* MATERIAL SHOWN:
╭──
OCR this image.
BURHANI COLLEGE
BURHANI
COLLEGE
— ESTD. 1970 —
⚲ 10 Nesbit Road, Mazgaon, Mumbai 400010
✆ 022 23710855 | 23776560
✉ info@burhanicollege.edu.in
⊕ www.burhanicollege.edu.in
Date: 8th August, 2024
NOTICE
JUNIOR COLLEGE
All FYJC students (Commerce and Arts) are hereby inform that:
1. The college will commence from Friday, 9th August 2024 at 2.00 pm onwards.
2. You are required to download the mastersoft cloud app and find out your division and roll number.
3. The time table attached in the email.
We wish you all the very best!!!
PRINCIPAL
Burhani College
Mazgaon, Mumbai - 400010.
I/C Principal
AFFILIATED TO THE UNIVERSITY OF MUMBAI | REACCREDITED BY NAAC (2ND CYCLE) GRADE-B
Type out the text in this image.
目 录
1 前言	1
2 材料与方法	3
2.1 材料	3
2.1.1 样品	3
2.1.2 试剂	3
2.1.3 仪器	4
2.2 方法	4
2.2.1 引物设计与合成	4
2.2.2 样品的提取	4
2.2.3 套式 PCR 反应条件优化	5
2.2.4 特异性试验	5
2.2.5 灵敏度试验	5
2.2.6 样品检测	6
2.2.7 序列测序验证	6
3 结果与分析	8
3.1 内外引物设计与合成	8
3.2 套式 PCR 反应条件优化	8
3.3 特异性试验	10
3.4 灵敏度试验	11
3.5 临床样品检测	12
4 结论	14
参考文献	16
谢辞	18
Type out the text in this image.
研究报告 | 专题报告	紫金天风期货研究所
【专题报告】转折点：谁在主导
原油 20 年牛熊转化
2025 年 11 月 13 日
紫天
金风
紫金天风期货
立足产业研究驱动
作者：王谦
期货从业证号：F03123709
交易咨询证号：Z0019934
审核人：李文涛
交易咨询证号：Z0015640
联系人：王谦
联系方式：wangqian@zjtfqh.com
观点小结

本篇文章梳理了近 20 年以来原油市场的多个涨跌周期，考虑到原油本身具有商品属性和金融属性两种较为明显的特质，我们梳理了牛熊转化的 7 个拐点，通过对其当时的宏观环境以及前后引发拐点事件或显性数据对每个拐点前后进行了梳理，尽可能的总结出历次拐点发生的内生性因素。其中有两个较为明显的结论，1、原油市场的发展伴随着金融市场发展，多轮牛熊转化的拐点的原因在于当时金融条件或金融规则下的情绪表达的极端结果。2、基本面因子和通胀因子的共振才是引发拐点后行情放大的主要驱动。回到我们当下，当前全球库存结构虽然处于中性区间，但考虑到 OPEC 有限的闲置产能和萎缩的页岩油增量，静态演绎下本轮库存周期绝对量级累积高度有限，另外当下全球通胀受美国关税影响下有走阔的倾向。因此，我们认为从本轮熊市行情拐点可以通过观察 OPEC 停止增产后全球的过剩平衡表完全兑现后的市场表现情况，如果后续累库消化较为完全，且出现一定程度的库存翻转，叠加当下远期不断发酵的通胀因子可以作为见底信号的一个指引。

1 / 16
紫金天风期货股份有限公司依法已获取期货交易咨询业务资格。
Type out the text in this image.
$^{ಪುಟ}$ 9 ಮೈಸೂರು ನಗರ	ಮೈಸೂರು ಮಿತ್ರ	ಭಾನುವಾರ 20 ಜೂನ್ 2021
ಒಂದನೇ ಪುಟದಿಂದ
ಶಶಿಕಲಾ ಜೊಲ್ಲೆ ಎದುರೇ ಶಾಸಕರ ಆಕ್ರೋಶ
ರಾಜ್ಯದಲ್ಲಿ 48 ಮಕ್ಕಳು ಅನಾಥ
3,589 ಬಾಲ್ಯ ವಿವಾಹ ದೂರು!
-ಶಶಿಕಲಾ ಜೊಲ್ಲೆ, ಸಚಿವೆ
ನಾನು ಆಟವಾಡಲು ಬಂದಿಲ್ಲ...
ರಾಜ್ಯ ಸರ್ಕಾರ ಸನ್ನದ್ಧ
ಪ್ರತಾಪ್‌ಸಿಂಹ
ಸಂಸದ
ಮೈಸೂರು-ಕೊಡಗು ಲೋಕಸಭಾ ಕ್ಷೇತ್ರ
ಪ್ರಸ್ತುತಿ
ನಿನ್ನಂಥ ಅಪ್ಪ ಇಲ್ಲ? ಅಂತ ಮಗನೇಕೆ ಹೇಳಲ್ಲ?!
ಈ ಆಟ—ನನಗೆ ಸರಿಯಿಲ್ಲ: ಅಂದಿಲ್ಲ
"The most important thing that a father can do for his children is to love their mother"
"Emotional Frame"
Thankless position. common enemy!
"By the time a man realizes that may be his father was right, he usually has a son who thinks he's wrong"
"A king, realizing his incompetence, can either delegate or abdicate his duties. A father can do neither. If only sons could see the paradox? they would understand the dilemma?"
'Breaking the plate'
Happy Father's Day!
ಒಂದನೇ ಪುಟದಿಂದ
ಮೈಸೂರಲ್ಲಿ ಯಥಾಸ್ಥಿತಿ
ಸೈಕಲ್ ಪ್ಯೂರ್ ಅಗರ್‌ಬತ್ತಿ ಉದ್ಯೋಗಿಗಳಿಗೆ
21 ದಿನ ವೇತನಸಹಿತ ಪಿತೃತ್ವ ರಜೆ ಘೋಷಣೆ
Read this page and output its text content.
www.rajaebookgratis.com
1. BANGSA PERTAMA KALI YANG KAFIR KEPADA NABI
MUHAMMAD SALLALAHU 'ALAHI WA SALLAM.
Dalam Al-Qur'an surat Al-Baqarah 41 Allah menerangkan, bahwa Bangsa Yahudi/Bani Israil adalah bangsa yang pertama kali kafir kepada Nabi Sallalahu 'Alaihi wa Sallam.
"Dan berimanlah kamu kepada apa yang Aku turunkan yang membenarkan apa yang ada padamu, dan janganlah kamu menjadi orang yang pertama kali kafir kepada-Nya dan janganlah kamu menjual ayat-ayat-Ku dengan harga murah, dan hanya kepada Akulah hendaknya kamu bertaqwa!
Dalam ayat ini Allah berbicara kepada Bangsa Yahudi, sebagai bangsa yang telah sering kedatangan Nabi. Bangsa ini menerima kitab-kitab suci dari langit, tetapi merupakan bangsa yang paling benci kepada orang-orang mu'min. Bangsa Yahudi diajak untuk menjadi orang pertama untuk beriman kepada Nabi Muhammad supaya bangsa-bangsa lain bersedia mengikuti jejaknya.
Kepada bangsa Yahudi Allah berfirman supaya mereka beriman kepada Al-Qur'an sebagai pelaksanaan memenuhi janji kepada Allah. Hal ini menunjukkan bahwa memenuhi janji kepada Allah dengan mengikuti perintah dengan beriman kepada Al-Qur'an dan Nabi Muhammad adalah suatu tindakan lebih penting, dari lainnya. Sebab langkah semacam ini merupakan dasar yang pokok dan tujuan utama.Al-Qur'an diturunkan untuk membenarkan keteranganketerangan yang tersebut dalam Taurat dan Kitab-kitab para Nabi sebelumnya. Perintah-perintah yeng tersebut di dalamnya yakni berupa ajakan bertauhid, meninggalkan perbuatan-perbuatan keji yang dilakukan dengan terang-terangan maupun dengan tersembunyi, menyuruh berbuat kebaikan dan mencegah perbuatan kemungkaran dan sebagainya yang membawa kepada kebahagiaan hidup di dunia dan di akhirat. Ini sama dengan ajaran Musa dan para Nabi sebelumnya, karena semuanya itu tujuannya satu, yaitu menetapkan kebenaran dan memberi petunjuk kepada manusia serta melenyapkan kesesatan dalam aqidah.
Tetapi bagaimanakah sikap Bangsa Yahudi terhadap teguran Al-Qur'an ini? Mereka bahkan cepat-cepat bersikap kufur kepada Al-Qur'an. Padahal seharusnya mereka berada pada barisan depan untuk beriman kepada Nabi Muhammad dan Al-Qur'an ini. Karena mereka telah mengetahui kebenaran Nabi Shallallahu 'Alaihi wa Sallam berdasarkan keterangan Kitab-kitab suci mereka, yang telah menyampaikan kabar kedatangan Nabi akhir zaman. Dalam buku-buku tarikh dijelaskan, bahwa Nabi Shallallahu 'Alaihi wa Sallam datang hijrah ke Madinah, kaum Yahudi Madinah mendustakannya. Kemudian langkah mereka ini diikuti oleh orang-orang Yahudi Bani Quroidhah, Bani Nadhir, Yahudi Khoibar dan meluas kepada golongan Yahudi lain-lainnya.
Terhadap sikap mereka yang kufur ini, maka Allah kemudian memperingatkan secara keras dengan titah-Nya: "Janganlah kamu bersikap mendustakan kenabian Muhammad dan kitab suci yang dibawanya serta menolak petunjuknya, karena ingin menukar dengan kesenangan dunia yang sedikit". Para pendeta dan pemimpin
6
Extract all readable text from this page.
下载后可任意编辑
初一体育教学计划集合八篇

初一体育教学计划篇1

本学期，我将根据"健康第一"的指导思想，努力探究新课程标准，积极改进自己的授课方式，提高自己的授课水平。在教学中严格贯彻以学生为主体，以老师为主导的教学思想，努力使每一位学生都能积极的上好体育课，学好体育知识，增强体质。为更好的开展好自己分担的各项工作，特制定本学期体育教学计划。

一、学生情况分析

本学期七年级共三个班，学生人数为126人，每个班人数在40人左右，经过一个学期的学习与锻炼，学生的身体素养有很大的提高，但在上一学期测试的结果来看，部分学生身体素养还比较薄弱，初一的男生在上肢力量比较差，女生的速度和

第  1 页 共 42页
╰──
* WHAT NEEDS TO BE DONE: Retype, exactly and only, the lines running from the one with "Extract all readable text from this page." through the final line of the listing above.

* RESPONSE:
Extract all readable text from this page.
下载后可任意编辑
初一体育教学计划集合八篇

初一体育教学计划篇1

本学期，我将根据"健康第一"的指导思想，努力探究新课程标准，积极改进自己的授课方式，提高自己的授课水平。在教学中严格贯彻以学生为主体，以老师为主导的教学思想，努力使每一位学生都能积极的上好体育课，学好体育知识，增强体质。为更好的开展好自己分担的各项工作，特制定本学期体育教学计划。

一、学生情况分析

本学期七年级共三个班，学生人数为126人，每个班人数在40人左右，经过一个学期的学习与锻炼，学生的身体素养有很大的提高，但在上一学期测试的结果来看，部分学生身体素养还比较薄弱，初一的男生在上肢力量比较差，女生的速度和

第  1 页 共 42页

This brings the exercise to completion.